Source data
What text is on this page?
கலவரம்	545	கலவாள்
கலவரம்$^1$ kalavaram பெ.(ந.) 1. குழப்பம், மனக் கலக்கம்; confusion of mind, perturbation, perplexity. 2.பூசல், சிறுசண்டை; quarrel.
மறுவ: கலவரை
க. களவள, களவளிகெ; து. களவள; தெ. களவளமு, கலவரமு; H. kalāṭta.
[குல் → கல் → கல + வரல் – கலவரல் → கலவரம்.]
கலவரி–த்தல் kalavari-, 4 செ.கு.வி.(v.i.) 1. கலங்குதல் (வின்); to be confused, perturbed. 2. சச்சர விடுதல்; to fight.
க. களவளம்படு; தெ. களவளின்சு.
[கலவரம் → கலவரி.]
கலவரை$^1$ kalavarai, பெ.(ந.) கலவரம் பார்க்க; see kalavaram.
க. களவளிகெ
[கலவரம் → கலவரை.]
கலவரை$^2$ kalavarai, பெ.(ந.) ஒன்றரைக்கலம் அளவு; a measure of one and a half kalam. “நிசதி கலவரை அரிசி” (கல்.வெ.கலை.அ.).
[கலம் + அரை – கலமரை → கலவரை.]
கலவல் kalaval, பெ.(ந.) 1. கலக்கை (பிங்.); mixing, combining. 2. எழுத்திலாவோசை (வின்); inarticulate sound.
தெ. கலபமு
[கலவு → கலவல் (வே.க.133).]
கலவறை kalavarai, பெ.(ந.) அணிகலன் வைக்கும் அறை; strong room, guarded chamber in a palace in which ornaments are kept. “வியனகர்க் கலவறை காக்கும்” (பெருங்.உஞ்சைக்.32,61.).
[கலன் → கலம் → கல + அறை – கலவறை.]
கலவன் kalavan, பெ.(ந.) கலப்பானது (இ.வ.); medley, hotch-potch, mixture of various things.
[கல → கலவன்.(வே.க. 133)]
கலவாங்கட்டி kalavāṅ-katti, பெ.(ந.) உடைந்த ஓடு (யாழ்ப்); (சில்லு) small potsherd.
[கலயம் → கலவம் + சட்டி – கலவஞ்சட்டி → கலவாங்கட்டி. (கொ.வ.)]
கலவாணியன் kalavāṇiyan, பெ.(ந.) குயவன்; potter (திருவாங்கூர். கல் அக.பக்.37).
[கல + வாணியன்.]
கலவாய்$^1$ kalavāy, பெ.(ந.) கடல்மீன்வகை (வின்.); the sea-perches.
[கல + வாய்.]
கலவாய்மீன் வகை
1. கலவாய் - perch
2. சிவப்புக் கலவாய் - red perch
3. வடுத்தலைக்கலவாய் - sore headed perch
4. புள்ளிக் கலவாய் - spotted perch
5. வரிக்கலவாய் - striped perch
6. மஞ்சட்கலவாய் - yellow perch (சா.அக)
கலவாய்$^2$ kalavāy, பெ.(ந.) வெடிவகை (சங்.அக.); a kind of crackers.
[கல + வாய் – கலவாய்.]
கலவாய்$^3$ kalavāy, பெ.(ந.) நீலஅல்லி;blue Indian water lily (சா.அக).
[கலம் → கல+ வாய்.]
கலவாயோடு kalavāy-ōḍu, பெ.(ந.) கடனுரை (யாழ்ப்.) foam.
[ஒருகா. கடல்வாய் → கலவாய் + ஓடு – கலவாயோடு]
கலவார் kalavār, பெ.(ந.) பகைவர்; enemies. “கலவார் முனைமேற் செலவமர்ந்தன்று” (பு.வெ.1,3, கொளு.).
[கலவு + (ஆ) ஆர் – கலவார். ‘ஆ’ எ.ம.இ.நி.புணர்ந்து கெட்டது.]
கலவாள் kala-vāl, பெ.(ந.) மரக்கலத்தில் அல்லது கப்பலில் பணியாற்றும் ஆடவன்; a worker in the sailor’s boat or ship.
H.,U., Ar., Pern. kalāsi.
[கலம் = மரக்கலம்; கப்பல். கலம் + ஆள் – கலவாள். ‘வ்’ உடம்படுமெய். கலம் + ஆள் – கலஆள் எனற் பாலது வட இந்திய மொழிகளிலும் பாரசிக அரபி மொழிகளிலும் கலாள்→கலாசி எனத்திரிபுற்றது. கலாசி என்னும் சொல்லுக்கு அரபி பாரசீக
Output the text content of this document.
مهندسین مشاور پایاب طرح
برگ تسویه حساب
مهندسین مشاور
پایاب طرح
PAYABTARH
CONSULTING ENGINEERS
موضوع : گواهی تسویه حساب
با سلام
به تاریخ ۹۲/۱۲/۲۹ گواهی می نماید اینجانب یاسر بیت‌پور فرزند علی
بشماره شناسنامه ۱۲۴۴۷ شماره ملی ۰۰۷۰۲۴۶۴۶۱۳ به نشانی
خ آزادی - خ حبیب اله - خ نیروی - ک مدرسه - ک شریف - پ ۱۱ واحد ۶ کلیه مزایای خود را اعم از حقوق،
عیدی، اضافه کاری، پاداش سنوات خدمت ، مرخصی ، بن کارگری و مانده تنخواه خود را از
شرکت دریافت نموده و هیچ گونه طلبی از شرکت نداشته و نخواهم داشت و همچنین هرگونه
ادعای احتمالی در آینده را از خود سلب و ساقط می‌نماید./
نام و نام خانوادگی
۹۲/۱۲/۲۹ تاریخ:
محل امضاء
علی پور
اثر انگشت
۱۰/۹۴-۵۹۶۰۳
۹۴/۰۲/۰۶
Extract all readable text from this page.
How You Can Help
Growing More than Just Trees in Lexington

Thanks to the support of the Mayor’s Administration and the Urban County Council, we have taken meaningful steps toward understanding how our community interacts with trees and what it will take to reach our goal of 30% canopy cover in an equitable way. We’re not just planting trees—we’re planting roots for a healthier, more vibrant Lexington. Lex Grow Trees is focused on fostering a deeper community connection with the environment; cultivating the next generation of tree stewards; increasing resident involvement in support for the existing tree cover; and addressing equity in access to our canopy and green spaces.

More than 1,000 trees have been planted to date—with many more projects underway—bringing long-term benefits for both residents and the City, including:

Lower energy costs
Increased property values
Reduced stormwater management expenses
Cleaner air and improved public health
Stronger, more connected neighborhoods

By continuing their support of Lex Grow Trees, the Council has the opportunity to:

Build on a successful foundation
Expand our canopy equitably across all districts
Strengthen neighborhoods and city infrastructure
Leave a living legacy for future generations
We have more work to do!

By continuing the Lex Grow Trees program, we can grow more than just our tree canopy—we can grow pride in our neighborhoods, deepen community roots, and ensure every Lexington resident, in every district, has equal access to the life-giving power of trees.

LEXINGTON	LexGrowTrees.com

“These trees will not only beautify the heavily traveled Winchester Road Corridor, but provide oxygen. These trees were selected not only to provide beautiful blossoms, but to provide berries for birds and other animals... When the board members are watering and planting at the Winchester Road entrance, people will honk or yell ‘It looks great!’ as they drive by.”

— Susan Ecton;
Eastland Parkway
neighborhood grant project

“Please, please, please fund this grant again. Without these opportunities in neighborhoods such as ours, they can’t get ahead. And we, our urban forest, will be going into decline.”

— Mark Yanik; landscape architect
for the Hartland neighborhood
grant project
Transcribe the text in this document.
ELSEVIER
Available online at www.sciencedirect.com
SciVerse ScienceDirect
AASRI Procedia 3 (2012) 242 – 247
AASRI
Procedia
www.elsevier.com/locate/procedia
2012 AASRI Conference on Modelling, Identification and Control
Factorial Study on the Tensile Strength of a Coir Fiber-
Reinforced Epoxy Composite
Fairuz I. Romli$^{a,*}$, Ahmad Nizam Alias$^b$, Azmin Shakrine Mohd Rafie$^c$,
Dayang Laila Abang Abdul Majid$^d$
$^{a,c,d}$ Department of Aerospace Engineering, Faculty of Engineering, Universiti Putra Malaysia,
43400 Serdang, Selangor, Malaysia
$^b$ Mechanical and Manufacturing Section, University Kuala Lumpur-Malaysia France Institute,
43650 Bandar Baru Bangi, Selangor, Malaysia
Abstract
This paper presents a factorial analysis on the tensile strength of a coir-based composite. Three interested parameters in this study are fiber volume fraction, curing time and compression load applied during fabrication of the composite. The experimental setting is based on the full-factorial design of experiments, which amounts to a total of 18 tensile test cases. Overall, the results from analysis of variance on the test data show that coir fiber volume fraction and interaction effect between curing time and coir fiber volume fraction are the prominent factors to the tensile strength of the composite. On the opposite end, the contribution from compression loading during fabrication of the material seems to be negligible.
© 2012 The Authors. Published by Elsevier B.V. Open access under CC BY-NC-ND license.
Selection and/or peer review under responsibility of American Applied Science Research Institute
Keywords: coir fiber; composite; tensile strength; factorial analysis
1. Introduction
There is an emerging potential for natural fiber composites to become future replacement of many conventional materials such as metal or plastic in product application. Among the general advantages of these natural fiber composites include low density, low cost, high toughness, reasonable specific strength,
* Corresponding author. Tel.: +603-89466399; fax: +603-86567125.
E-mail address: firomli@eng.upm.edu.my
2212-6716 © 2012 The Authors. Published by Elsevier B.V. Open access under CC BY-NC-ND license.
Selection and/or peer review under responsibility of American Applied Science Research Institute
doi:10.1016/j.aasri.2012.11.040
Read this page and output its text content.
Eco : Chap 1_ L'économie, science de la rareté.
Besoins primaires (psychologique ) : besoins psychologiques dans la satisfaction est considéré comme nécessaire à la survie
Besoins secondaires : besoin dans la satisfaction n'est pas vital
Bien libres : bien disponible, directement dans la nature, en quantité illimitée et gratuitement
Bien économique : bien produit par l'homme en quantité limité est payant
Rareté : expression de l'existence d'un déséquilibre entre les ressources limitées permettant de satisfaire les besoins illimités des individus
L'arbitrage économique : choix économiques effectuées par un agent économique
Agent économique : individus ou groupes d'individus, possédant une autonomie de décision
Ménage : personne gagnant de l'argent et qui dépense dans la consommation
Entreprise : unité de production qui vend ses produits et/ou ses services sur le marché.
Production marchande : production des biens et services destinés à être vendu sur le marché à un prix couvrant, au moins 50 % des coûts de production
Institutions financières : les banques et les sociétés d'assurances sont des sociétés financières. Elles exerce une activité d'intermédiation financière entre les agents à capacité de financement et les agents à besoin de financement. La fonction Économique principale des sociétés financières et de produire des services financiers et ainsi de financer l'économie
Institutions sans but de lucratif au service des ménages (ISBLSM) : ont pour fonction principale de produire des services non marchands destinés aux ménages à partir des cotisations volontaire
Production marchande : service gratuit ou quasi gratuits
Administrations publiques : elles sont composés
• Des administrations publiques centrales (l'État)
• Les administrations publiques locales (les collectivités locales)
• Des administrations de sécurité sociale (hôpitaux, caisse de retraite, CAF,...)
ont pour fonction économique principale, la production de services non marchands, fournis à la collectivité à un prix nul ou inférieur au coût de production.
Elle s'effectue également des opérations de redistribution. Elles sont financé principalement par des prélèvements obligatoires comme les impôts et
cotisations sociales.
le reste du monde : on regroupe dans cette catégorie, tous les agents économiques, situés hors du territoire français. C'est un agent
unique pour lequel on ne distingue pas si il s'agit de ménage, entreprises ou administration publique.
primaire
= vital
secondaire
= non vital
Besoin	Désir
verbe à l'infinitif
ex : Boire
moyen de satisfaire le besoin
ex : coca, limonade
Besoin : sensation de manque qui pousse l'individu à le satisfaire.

■ What is being asked ■
Find how many of the lines above have the word "pour" in them. State only that number.

■ Correct answer ■
3